**Records for the exercise**
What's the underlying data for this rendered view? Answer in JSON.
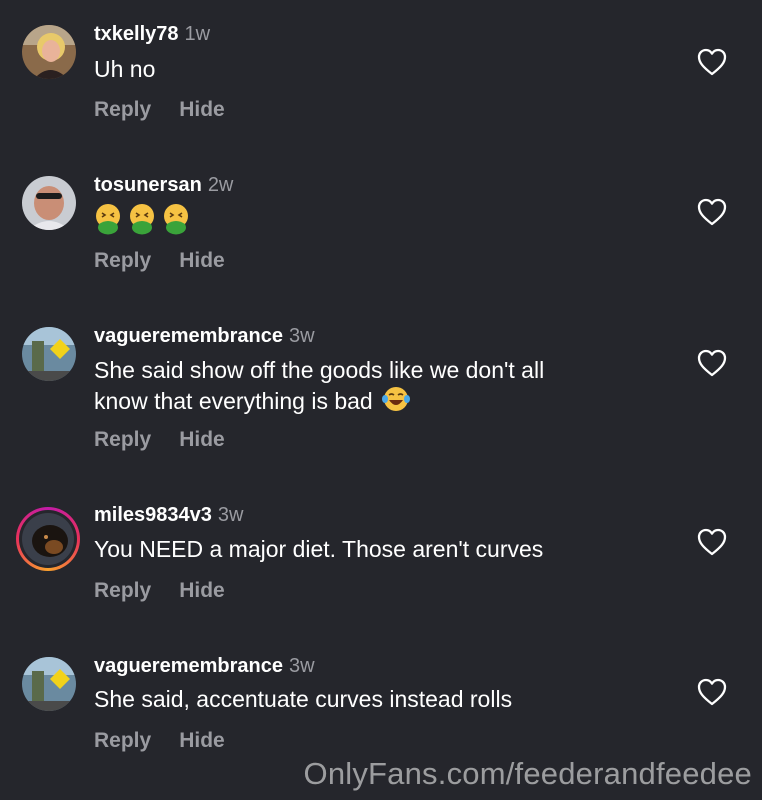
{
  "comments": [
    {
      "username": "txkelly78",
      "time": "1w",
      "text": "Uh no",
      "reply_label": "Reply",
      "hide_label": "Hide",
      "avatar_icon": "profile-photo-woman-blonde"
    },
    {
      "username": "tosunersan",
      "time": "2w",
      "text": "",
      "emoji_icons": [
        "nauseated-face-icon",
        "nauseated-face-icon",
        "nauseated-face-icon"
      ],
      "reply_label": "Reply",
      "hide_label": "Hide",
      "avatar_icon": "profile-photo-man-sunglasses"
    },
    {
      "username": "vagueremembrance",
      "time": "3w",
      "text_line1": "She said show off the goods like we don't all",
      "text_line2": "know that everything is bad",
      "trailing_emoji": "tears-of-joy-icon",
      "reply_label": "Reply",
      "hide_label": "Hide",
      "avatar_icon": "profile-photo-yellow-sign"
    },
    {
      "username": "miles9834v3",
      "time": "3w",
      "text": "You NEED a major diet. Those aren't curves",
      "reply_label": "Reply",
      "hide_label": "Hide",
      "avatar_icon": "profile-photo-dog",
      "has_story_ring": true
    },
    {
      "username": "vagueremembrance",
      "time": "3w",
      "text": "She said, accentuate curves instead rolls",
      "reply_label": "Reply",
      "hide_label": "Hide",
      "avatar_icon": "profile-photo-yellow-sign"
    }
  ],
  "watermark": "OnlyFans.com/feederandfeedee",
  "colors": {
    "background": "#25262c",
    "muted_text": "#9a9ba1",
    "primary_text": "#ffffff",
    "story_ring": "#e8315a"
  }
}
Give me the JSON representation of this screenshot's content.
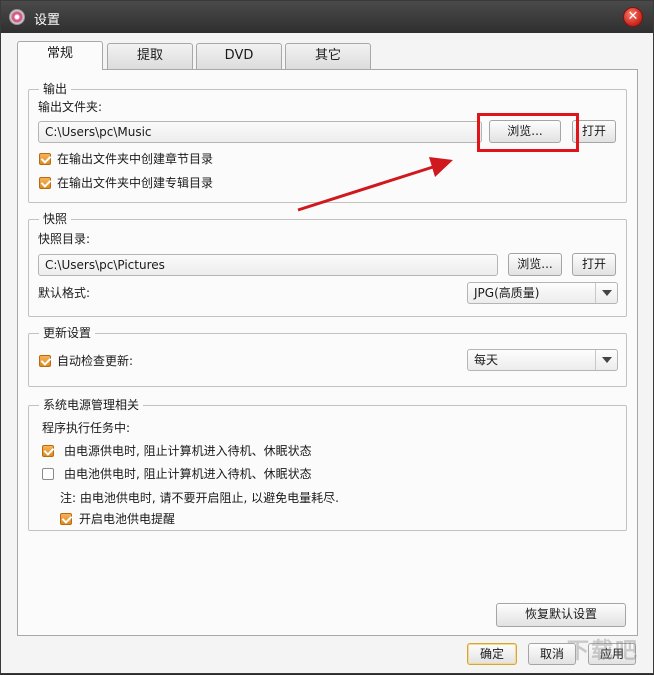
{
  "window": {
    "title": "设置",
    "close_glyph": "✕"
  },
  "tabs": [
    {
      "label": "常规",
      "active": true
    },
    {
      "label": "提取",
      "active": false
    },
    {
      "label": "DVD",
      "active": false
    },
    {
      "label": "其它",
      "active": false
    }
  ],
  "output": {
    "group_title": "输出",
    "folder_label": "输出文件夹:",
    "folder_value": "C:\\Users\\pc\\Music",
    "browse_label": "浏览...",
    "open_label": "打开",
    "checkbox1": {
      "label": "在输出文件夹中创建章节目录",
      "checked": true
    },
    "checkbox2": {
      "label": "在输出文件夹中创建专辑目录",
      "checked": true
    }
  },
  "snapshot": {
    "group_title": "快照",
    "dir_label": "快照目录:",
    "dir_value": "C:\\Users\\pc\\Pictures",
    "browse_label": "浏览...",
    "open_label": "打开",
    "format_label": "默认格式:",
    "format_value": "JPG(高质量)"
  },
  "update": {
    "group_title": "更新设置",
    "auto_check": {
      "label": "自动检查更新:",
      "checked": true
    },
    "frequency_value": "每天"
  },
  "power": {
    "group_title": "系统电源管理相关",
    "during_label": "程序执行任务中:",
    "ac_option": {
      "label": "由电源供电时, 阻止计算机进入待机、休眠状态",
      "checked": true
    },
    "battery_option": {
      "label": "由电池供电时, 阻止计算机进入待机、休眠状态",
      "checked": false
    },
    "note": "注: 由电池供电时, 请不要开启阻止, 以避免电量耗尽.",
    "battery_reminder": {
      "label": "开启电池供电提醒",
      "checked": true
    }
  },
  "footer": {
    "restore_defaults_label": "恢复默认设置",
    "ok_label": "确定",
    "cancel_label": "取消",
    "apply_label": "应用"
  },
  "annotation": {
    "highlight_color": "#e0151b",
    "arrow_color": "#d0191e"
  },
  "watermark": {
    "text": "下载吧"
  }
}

* * *

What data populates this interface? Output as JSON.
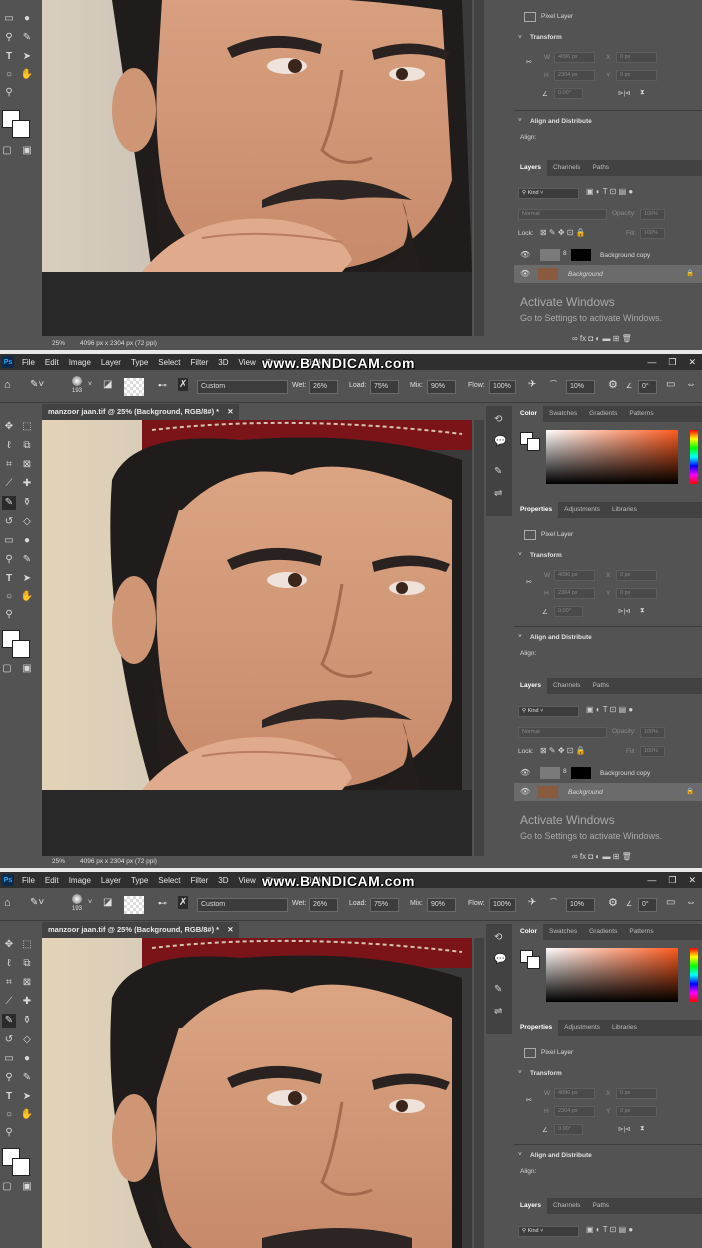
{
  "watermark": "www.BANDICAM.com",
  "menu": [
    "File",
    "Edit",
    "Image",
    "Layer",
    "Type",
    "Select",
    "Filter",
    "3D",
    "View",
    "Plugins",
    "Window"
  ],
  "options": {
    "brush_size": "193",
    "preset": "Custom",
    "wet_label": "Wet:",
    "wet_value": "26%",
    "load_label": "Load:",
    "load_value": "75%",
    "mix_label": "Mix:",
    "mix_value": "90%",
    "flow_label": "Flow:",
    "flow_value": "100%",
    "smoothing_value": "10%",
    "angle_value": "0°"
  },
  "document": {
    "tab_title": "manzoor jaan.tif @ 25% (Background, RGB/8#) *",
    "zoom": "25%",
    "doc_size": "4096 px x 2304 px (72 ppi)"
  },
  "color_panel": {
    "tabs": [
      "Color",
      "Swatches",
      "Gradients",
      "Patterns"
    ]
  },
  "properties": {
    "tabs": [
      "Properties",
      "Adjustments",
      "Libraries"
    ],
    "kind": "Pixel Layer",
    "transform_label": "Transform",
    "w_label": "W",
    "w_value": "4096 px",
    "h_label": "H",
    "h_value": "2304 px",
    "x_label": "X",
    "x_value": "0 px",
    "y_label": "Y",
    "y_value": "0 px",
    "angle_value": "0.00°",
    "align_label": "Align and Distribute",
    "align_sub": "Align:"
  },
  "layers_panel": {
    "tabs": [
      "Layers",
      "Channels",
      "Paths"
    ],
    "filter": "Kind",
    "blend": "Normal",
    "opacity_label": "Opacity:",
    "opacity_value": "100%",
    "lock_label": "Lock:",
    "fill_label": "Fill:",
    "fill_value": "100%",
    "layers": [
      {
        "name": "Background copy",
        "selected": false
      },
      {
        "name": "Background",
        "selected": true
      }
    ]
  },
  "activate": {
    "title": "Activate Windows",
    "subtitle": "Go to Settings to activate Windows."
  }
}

**Task goal**
Go through the records and show every line with the string "curves" in it.

**Output of the task**
      "text": "You NEED a major diet. Those aren't curves",
      "text": "She said, accentuate curves instead rolls",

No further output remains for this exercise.